# GOAL
Repeat the data word for word. Do not include the pictures.

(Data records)
---+---

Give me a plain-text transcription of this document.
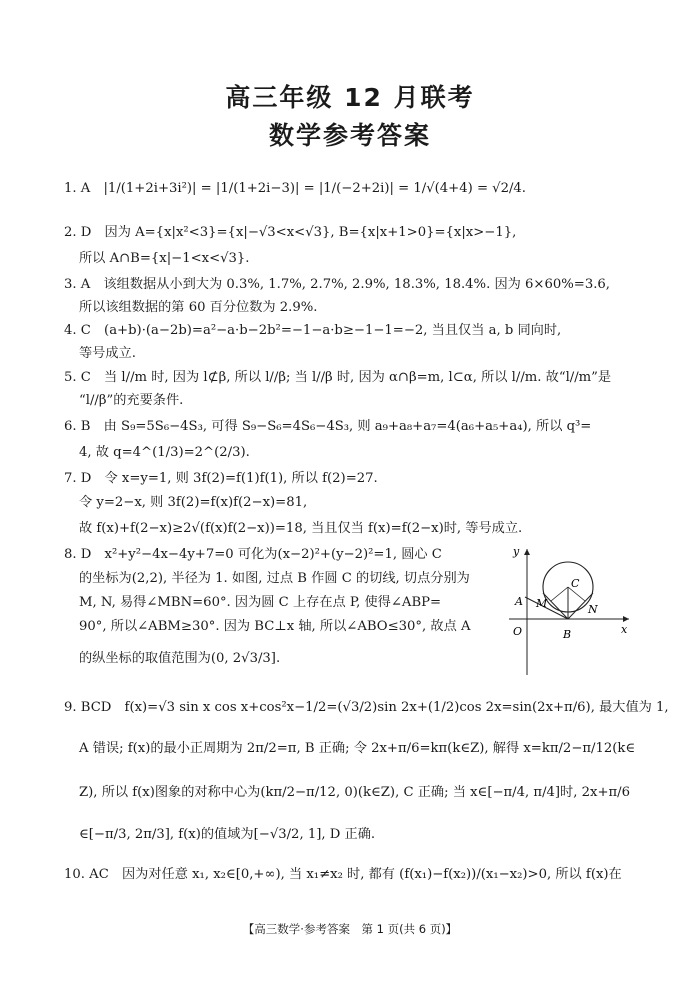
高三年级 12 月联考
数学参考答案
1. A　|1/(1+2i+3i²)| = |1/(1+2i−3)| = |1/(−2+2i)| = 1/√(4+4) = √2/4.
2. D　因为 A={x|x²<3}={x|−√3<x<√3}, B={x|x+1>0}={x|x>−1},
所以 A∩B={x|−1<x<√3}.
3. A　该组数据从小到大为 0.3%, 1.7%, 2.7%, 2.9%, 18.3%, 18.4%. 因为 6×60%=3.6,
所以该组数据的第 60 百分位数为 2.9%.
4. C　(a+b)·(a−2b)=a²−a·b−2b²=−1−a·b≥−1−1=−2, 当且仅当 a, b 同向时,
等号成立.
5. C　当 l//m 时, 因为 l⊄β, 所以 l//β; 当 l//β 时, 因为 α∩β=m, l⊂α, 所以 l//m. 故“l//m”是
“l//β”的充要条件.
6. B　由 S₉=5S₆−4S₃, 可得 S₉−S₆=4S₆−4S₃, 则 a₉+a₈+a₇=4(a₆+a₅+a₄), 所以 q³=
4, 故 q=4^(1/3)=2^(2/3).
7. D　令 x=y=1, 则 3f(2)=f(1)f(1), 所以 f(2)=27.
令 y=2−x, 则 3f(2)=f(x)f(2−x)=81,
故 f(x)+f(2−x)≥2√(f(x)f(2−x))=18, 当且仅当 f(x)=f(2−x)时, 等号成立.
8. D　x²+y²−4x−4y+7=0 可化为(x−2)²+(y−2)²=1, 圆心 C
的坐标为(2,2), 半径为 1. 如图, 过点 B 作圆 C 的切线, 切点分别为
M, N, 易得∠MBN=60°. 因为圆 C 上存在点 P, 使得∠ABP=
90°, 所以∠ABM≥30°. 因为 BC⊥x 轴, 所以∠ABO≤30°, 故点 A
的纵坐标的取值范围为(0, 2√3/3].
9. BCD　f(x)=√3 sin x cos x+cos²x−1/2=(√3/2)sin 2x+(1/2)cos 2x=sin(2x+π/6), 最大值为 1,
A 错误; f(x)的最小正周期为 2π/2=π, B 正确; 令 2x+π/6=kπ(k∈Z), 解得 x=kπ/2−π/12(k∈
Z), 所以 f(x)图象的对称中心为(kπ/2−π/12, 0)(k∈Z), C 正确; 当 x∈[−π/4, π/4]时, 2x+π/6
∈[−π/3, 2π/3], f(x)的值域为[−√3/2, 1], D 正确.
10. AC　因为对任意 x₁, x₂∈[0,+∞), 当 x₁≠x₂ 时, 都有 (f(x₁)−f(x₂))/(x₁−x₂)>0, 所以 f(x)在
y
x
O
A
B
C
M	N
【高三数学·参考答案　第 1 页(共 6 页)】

---+---

# EXERCISE RESULT
Give me a plain-text transcription of this document.
高三年级 12 月联考
数学参考答案
1. A　|1/(1+2i+3i²)| = |1/(1+2i−3)| = |1/(−2+2i)| = 1/√(4+4) = √2/4.
2. D　因为 A={x|x²<3}={x|−√3<x<√3}, B={x|x+1>0}={x|x>−1},
所以 A∩B={x|−1<x<√3}.
3. A　该组数据从小到大为 0.3%, 1.7%, 2.7%, 2.9%, 18.3%, 18.4%. 因为 6×60%=3.6,
所以该组数据的第 60 百分位数为 2.9%.
4. C　(a+b)·(a−2b)=a²−a·b−2b²=−1−a·b≥−1−1=−2, 当且仅当 a, b 同向时,
等号成立.
5. C　当 l//m 时, 因为 l⊄β, 所以 l//β; 当 l//β 时, 因为 α∩β=m, l⊂α, 所以 l//m. 故“l//m”是
“l//β”的充要条件.
6. B　由 S₉=5S₆−4S₃, 可得 S₉−S₆=4S₆−4S₃, 则 a₉+a₈+a₇=4(a₆+a₅+a₄), 所以 q³=
4, 故 q=4^(1/3)=2^(2/3).
7. D　令 x=y=1, 则 3f(2)=f(1)f(1), 所以 f(2)=27.
令 y=2−x, 则 3f(2)=f(x)f(2−x)=81,
故 f(x)+f(2−x)≥2√(f(x)f(2−x))=18, 当且仅当 f(x)=f(2−x)时, 等号成立.
8. D　x²+y²−4x−4y+7=0 可化为(x−2)²+(y−2)²=1, 圆心 C
的坐标为(2,2), 半径为 1. 如图, 过点 B 作圆 C 的切线, 切点分别为
M, N, 易得∠MBN=60°. 因为圆 C 上存在点 P, 使得∠ABP=
90°, 所以∠ABM≥30°. 因为 BC⊥x 轴, 所以∠ABO≤30°, 故点 A
的纵坐标的取值范围为(0, 2√3/3].
9. BCD　f(x)=√3 sin x cos x+cos²x−1/2=(√3/2)sin 2x+(1/2)cos 2x=sin(2x+π/6), 最大值为 1,
A 错误; f(x)的最小正周期为 2π/2=π, B 正确; 令 2x+π/6=kπ(k∈Z), 解得 x=kπ/2−π/12(k∈
Z), 所以 f(x)图象的对称中心为(kπ/2−π/12, 0)(k∈Z), C 正确; 当 x∈[−π/4, π/4]时, 2x+π/6
∈[−π/3, 2π/3], f(x)的值域为[−√3/2, 1], D 正确.
10. AC　因为对任意 x₁, x₂∈[0,+∞), 当 x₁≠x₂ 时, 都有 (f(x₁)−f(x₂))/(x₁−x₂)>0, 所以 f(x)在
y
x
O
A
B
C
M	N
【高三数学·参考答案　第 1 页(共 6 页)】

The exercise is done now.